→ AIM: Copy out each line of the material in which the word "structure" appears.

→ SOURCE RECORDS:
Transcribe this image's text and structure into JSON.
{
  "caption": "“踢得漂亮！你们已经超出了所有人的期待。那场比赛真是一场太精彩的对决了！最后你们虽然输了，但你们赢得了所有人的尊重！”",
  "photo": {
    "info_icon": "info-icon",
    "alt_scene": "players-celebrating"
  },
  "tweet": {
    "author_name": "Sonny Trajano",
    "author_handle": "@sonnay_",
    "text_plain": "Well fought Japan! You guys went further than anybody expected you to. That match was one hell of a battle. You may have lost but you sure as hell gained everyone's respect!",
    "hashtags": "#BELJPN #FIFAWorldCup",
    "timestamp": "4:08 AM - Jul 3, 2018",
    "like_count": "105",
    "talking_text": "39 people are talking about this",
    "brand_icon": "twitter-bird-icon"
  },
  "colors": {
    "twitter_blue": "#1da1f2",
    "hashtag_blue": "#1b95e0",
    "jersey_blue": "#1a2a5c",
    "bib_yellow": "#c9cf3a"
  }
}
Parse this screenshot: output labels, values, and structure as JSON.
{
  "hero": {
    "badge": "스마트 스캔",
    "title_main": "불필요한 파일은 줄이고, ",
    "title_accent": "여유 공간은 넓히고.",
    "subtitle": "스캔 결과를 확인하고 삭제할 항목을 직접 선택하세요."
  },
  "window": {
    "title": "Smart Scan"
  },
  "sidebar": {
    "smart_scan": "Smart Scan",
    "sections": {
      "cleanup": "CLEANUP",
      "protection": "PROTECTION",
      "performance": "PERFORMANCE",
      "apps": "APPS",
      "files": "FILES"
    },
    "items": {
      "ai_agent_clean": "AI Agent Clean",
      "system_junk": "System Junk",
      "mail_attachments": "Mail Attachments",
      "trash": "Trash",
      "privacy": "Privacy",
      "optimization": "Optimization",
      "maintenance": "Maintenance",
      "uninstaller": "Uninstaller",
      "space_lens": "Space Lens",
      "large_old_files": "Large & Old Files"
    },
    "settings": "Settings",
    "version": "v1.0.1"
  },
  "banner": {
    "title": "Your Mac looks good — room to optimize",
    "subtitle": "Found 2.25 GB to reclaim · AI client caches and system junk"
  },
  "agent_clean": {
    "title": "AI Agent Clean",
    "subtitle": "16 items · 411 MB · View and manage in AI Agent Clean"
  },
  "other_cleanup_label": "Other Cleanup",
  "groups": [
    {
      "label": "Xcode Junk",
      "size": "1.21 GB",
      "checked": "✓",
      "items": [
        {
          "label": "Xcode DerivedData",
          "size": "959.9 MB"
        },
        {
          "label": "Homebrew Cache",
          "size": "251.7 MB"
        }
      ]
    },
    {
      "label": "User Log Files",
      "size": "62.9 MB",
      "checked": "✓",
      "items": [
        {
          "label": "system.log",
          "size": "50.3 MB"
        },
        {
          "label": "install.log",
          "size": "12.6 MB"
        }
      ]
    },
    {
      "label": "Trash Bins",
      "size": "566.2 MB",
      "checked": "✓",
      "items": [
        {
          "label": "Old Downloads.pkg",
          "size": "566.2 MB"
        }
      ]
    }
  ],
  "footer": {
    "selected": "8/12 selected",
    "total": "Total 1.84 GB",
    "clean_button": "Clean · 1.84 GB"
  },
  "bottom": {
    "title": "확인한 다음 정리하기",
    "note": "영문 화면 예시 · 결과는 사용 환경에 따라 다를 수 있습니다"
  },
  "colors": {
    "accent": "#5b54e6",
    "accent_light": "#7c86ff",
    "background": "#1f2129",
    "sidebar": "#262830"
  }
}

→ SOLUTION FOR THIS TASK:
Transcribe this image's text and structure into JSON.
Parse this screenshot: output labels, values, and structure as JSON.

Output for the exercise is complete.